● Task objective
Transcribe every record that appears below, exactly and in full.

Extracts from a graphics dataset

□ □ □ □ □ □ □

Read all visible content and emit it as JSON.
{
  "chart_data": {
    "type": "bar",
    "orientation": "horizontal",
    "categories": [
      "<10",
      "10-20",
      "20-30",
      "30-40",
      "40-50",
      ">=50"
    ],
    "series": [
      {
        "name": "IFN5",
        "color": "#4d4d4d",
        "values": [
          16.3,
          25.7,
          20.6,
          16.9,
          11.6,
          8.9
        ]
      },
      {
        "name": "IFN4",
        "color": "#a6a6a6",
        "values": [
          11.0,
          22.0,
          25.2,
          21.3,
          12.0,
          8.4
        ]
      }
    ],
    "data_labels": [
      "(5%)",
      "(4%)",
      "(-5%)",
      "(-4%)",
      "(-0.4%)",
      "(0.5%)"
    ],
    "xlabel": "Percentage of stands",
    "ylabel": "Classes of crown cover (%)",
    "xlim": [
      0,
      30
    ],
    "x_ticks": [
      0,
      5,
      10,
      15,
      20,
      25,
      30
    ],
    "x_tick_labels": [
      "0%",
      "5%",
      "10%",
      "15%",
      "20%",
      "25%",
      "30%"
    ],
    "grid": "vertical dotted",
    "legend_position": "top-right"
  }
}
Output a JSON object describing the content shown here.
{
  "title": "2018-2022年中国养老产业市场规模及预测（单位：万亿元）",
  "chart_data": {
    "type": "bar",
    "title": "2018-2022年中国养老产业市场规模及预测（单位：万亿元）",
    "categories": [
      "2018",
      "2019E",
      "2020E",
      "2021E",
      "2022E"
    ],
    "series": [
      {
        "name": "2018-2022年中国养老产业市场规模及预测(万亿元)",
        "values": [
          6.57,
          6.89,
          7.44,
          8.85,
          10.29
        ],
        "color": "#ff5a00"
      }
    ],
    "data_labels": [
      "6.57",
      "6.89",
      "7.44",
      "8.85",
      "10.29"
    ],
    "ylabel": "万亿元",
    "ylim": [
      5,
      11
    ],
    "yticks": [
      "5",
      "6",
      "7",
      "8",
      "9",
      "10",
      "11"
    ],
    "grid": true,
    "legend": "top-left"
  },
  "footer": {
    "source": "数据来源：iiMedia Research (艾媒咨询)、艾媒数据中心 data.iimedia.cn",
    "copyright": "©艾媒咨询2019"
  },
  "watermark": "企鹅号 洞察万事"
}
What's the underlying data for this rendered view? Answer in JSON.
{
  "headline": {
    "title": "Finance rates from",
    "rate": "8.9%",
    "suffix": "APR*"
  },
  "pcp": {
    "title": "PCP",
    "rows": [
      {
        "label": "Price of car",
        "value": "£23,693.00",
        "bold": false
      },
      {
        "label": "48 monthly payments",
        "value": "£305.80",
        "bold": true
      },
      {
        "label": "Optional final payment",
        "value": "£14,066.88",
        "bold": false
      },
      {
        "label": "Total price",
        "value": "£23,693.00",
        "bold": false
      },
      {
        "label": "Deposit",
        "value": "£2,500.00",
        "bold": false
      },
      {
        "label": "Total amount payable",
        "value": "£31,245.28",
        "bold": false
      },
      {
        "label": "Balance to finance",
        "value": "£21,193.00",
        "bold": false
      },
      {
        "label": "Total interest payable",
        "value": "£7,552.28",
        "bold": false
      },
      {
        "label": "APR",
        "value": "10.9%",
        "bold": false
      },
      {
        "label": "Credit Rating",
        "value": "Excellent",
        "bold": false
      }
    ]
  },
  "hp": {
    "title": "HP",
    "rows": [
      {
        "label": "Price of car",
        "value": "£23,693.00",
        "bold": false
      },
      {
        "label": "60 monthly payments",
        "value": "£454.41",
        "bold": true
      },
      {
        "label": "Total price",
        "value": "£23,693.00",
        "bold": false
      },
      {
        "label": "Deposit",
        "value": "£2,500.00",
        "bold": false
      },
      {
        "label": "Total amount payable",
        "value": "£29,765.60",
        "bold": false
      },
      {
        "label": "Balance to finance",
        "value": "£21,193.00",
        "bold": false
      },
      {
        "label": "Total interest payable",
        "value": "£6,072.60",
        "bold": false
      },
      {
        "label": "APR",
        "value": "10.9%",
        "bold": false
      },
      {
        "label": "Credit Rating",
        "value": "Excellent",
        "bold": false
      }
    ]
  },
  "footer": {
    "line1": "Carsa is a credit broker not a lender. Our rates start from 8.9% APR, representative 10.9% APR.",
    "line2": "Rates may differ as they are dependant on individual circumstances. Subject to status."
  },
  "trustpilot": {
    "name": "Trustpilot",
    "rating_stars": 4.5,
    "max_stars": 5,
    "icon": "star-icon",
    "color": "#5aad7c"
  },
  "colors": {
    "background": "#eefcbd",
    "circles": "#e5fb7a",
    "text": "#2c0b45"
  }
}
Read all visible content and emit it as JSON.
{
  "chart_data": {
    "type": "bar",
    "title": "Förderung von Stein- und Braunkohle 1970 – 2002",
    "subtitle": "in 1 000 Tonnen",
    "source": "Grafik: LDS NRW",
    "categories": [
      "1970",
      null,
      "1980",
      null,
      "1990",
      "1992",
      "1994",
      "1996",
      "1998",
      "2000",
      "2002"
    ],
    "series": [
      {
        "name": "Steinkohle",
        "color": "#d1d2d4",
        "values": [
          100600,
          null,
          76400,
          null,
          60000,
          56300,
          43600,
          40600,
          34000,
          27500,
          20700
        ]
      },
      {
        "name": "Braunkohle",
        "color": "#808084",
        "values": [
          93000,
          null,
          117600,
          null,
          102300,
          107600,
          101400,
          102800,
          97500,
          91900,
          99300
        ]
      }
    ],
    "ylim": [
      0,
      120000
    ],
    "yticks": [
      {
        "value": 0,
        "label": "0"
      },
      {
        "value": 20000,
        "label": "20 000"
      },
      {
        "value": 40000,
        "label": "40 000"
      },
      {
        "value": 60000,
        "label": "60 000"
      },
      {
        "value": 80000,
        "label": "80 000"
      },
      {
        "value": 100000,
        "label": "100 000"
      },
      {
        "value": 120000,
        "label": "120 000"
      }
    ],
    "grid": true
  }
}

□ □ □ □ □ □ □

● Correct result
Read all visible content and emit it as JSON.
{
  "chart_data": {
    "type": "bar",
    "orientation": "horizontal",
    "categories": [
      "<10",
      "10-20",
      "20-30",
      "30-40",
      "40-50",
      ">=50"
    ],
    "series": [
      {
        "name": "IFN5",
        "color": "#4d4d4d",
        "values": [
          16.3,
          25.7,
          20.6,
          16.9,
          11.6,
          8.9
        ]
      },
      {
        "name": "IFN4",
        "color": "#a6a6a6",
        "values": [
          11.0,
          22.0,
          25.2,
          21.3,
          12.0,
          8.4
        ]
      }
    ],
    "data_labels": [
      "(5%)",
      "(4%)",
      "(-5%)",
      "(-4%)",
      "(-0.4%)",
      "(0.5%)"
    ],
    "xlabel": "Percentage of stands",
    "ylabel": "Classes of crown cover (%)",
    "xlim": [
      0,
      30
    ],
    "x_ticks": [
      0,
      5,
      10,
      15,
      20,
      25,
      30
    ],
    "x_tick_labels": [
      "0%",
      "5%",
      "10%",
      "15%",
      "20%",
      "25%",
      "30%"
    ],
    "grid": "vertical dotted",
    "legend_position": "top-right"
  }
}
Output a JSON object describing the content shown here.
{
  "title": "2018-2022年中国养老产业市场规模及预测（单位：万亿元）",
  "chart_data": {
    "type": "bar",
    "title": "2018-2022年中国养老产业市场规模及预测（单位：万亿元）",
    "categories": [
      "2018",
      "2019E",
      "2020E",
      "2021E",
      "2022E"
    ],
    "series": [
      {
        "name": "2018-2022年中国养老产业市场规模及预测(万亿元)",
        "values": [
          6.57,
          6.89,
          7.44,
          8.85,
          10.29
        ],
        "color": "#ff5a00"
      }
    ],
    "data_labels": [
      "6.57",
      "6.89",
      "7.44",
      "8.85",
      "10.29"
    ],
    "ylabel": "万亿元",
    "ylim": [
      5,
      11
    ],
    "yticks": [
      "5",
      "6",
      "7",
      "8",
      "9",
      "10",
      "11"
    ],
    "grid": true,
    "legend": "top-left"
  },
  "footer": {
    "source": "数据来源：iiMedia Research (艾媒咨询)、艾媒数据中心 data.iimedia.cn",
    "copyright": "©艾媒咨询2019"
  },
  "watermark": "企鹅号 洞察万事"
}
What's the underlying data for this rendered view? Answer in JSON.
{
  "headline": {
    "title": "Finance rates from",
    "rate": "8.9%",
    "suffix": "APR*"
  },
  "pcp": {
    "title": "PCP",
    "rows": [
      {
        "label": "Price of car",
        "value": "£23,693.00",
        "bold": false
      },
      {
        "label": "48 monthly payments",
        "value": "£305.80",
        "bold": true
      },
      {
        "label": "Optional final payment",
        "value": "£14,066.88",
        "bold": false
      },
      {
        "label": "Total price",
        "value": "£23,693.00",
        "bold": false
      },
      {
        "label": "Deposit",
        "value": "£2,500.00",
        "bold": false
      },
      {
        "label": "Total amount payable",
        "value": "£31,245.28",
        "bold": false
      },
      {
        "label": "Balance to finance",
        "value": "£21,193.00",
        "bold": false
      },
      {
        "label": "Total interest payable",
        "value": "£7,552.28",
        "bold": false
      },
      {
        "label": "APR",
        "value": "10.9%",
        "bold": false
      },
      {
        "label": "Credit Rating",
        "value": "Excellent",
        "bold": false
      }
    ]
  },
  "hp": {
    "title": "HP",
    "rows": [
      {
        "label": "Price of car",
        "value": "£23,693.00",
        "bold": false
      },
      {
        "label": "60 monthly payments",
        "value": "£454.41",
        "bold": true
      },
      {
        "label": "Total price",
        "value": "£23,693.00",
        "bold": false
      },
      {
        "label": "Deposit",
        "value": "£2,500.00",
        "bold": false
      },
      {
        "label": "Total amount payable",
        "value": "£29,765.60",
        "bold": false
      },
      {
        "label": "Balance to finance",
        "value": "£21,193.00",
        "bold": false
      },
      {
        "label": "Total interest payable",
        "value": "£6,072.60",
        "bold": false
      },
      {
        "label": "APR",
        "value": "10.9%",
        "bold": false
      },
      {
        "label": "Credit Rating",
        "value": "Excellent",
        "bold": false
      }
    ]
  },
  "footer": {
    "line1": "Carsa is a credit broker not a lender. Our rates start from 8.9% APR, representative 10.9% APR.",
    "line2": "Rates may differ as they are dependant on individual circumstances. Subject to status."
  },
  "trustpilot": {
    "name": "Trustpilot",
    "rating_stars": 4.5,
    "max_stars": 5,
    "icon": "star-icon",
    "color": "#5aad7c"
  },
  "colors": {
    "background": "#eefcbd",
    "circles": "#e5fb7a",
    "text": "#2c0b45"
  }
}
Read all visible content and emit it as JSON.
{
  "chart_data": {
    "type": "bar",
    "title": "Förderung von Stein- und Braunkohle 1970 – 2002",
    "subtitle": "in 1 000 Tonnen",
    "source": "Grafik: LDS NRW",
    "categories": [
      "1970",
      null,
      "1980",
      null,
      "1990",
      "1992",
      "1994",
      "1996",
      "1998",
      "2000",
      "2002"
    ],
    "series": [
      {
        "name": "Steinkohle",
        "color": "#d1d2d4",
        "values": [
          100600,
          null,
          76400,
          null,
          60000,
          56300,
          43600,
          40600,
          34000,
          27500,
          20700
        ]
      },
      {
        "name": "Braunkohle",
        "color": "#808084",
        "values": [
          93000,
          null,
          117600,
          null,
          102300,
          107600,
          101400,
          102800,
          97500,
          91900,
          99300
        ]
      }
    ],
    "ylim": [
      0,
      120000
    ],
    "yticks": [
      {
        "value": 0,
        "label": "0"
      },
      {
        "value": 20000,
        "label": "20 000"
      },
      {
        "value": 40000,
        "label": "40 000"
      },
      {
        "value": 60000,
        "label": "60 000"
      },
      {
        "value": 80000,
        "label": "80 000"
      },
      {
        "value": 100000,
        "label": "100 000"
      },
      {
        "value": 120000,
        "label": "120 000"
      }
    ],
    "grid": true
  }
}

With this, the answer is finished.